__Exercise instructions__
Copy the records below again, swapping each "x-tick-label" for "horizontal-tick-label" and keeping everything else the same. Leave out the pictures.

::::::::

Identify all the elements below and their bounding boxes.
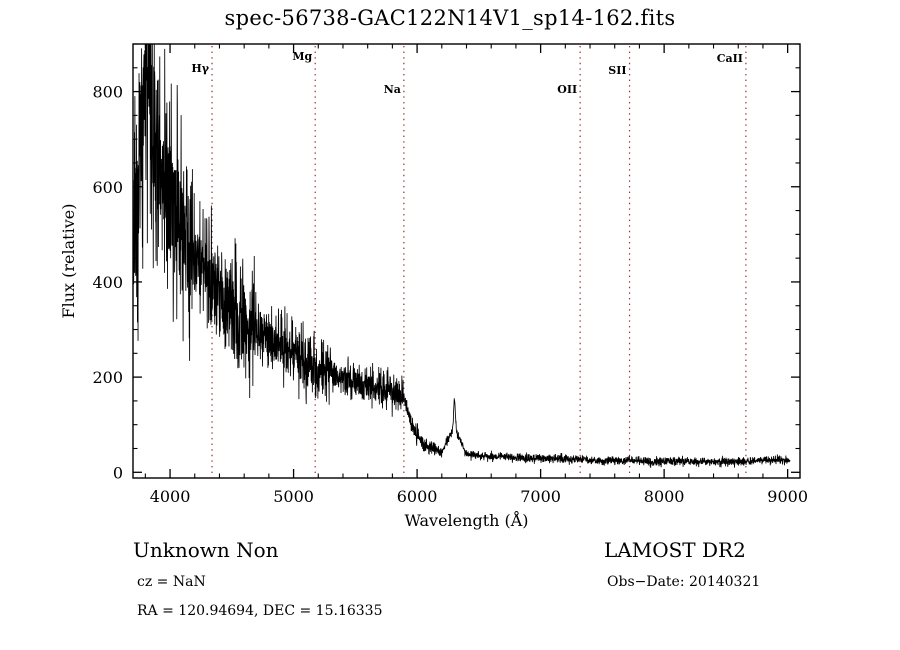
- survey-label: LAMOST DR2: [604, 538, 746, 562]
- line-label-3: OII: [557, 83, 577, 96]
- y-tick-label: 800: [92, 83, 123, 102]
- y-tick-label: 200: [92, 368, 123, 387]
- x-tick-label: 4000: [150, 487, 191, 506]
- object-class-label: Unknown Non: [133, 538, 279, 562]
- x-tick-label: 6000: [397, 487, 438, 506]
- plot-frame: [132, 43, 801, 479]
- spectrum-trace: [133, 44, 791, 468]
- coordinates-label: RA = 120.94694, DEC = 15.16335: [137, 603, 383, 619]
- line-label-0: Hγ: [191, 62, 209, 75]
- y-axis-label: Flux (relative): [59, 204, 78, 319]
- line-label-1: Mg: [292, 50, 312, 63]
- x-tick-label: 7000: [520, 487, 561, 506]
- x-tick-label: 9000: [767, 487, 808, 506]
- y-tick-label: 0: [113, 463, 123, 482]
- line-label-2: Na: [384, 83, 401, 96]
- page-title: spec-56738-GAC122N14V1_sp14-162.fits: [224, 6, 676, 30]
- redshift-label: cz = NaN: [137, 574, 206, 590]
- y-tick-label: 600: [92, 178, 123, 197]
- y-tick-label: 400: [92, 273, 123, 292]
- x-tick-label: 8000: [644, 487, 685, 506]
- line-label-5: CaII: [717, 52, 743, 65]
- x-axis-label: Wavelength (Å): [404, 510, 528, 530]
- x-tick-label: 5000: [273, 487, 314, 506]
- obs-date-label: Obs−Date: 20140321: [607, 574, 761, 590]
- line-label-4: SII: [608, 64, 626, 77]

::::::::

__Full solution__
Identify all the elements below and their bounding boxes.
- survey-label: LAMOST DR2: [604, 538, 746, 562]
- line-label-3: OII: [557, 83, 577, 96]
- y-tick-label: 800: [92, 83, 123, 102]
- y-tick-label: 200: [92, 368, 123, 387]
- horizontal-tick-label: 4000: [150, 487, 191, 506]
- object-class-label: Unknown Non: [133, 538, 279, 562]
- horizontal-tick-label: 6000: [397, 487, 438, 506]
- plot-frame: [132, 43, 801, 479]
- spectrum-trace: [133, 44, 791, 468]
- coordinates-label: RA = 120.94694, DEC = 15.16335: [137, 603, 383, 619]
- line-label-0: Hγ: [191, 62, 209, 75]
- y-axis-label: Flux (relative): [59, 204, 78, 319]
- line-label-1: Mg: [292, 50, 312, 63]
- horizontal-tick-label: 7000: [520, 487, 561, 506]
- horizontal-tick-label: 9000: [767, 487, 808, 506]
- y-tick-label: 0: [113, 463, 123, 482]
- line-label-2: Na: [384, 83, 401, 96]
- page-title: spec-56738-GAC122N14V1_sp14-162.fits: [224, 6, 676, 30]
- redshift-label: cz = NaN: [137, 574, 206, 590]
- y-tick-label: 600: [92, 178, 123, 197]
- y-tick-label: 400: [92, 273, 123, 292]
- horizontal-tick-label: 8000: [644, 487, 685, 506]
- line-label-5: CaII: [717, 52, 743, 65]
- x-axis-label: Wavelength (Å): [404, 510, 528, 530]
- horizontal-tick-label: 5000: [273, 487, 314, 506]
- obs-date-label: Obs−Date: 20140321: [607, 574, 761, 590]
- line-label-4: SII: [608, 64, 626, 77]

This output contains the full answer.